## TASK INSTRUCTIONS:
Gather each line of the records where "Villas" appears.

## DATASET EXTRACT:
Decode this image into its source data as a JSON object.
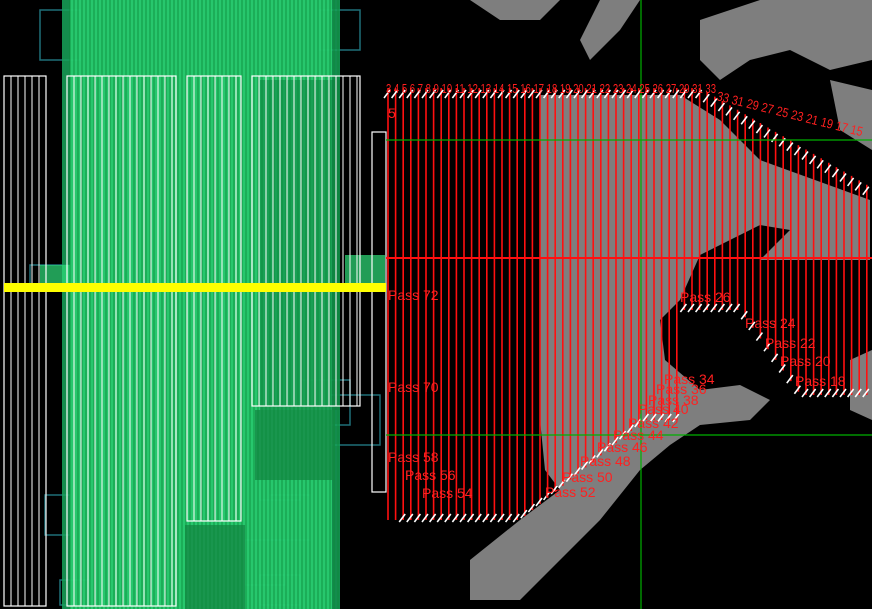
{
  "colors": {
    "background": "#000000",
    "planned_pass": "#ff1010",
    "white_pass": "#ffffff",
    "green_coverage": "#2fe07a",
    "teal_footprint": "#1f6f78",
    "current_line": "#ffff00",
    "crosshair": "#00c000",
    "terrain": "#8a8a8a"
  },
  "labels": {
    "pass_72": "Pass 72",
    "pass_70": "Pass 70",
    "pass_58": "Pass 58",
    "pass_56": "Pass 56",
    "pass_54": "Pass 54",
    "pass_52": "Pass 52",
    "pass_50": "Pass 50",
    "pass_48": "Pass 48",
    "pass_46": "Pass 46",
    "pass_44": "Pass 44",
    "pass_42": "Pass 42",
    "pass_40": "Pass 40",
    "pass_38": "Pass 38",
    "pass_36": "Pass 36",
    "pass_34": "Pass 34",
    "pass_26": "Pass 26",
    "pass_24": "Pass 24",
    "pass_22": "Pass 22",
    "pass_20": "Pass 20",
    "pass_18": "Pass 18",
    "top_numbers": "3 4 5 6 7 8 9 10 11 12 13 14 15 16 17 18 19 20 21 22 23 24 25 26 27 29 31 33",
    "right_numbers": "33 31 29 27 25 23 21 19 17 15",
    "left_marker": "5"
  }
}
---
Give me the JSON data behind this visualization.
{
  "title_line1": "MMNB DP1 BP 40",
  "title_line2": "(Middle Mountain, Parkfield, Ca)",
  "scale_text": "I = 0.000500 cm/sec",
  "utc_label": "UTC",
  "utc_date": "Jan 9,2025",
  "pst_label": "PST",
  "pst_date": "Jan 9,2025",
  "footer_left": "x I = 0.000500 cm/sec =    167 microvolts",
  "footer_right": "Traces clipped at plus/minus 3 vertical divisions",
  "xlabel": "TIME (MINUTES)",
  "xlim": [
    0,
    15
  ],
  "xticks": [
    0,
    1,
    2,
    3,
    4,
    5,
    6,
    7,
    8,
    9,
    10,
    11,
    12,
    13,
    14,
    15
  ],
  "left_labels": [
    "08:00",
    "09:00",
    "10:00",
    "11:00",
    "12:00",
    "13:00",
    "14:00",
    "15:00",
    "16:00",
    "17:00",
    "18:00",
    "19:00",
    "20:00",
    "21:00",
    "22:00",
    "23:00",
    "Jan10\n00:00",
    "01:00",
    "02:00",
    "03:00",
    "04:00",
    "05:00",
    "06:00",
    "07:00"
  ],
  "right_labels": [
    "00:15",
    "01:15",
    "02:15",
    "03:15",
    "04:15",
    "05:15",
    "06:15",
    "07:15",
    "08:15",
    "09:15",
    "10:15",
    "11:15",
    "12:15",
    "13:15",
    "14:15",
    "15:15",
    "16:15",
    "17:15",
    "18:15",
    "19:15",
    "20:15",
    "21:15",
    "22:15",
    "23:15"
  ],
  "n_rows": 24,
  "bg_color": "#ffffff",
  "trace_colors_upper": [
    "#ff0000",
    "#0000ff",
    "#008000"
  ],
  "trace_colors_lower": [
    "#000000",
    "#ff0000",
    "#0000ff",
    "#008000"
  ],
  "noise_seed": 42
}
==
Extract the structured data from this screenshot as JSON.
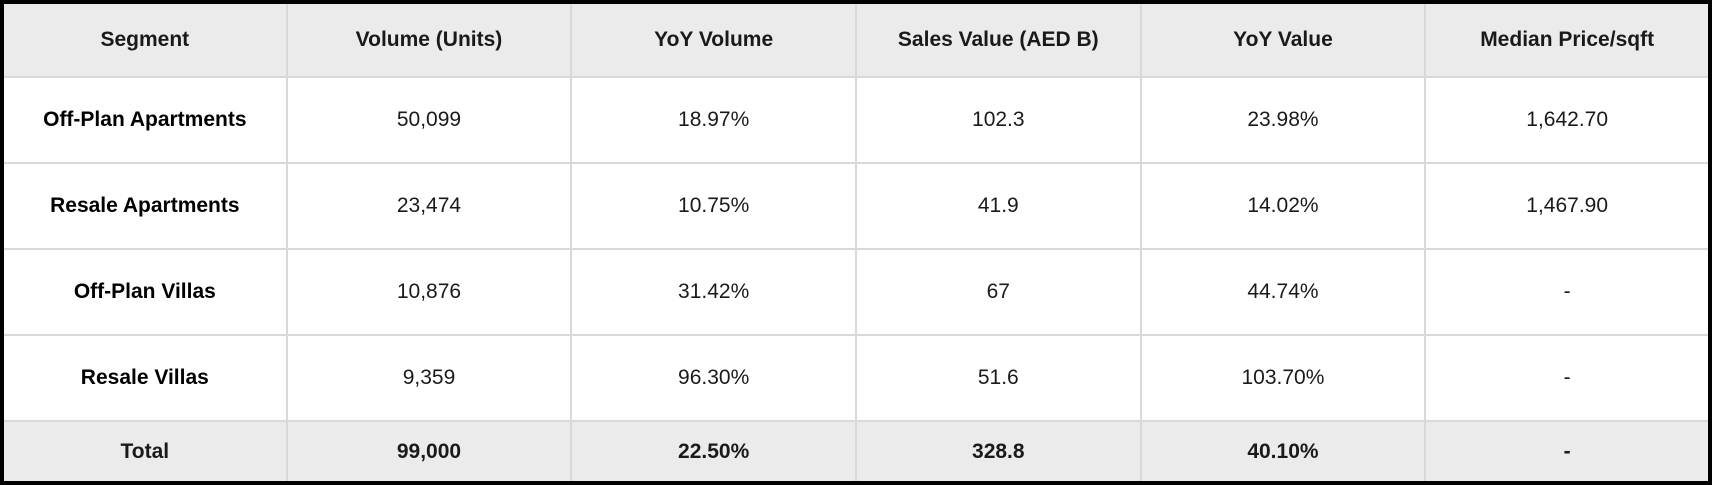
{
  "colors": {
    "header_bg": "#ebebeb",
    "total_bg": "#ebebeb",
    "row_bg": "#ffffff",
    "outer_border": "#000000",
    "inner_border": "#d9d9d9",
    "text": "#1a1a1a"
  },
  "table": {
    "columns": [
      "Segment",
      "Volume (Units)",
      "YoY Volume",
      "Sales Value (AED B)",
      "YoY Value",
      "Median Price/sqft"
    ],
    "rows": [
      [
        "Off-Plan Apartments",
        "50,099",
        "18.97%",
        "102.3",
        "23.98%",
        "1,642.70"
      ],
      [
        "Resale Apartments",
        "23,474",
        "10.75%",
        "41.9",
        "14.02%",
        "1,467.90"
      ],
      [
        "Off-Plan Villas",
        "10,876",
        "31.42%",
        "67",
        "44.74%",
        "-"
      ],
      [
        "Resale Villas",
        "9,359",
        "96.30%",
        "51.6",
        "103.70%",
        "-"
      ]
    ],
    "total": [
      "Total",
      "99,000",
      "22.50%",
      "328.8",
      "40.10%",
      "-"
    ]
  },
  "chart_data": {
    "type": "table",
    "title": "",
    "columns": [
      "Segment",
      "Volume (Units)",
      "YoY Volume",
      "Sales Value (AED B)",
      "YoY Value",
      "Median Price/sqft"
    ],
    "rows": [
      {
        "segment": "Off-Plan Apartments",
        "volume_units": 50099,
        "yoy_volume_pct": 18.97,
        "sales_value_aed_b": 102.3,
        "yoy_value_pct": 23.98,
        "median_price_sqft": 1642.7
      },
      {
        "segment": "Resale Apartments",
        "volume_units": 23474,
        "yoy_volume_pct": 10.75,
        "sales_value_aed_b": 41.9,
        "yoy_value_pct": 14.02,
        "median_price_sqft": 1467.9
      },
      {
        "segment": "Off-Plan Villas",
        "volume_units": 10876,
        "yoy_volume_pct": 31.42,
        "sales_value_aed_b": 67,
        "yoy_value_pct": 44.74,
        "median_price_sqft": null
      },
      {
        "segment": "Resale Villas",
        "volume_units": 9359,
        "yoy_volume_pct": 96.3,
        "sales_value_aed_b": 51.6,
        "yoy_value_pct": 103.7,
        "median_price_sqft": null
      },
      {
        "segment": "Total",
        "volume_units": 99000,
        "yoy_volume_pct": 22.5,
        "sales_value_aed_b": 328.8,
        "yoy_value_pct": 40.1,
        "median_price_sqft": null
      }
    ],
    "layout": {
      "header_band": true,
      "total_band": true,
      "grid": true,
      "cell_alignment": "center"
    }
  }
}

## ANSWER FOR THIS EXERCISE:
        "Off-Plan Villas",
        "Resale Villas",
        "segment": "Off-Plan Villas",
        "segment": "Resale Villas",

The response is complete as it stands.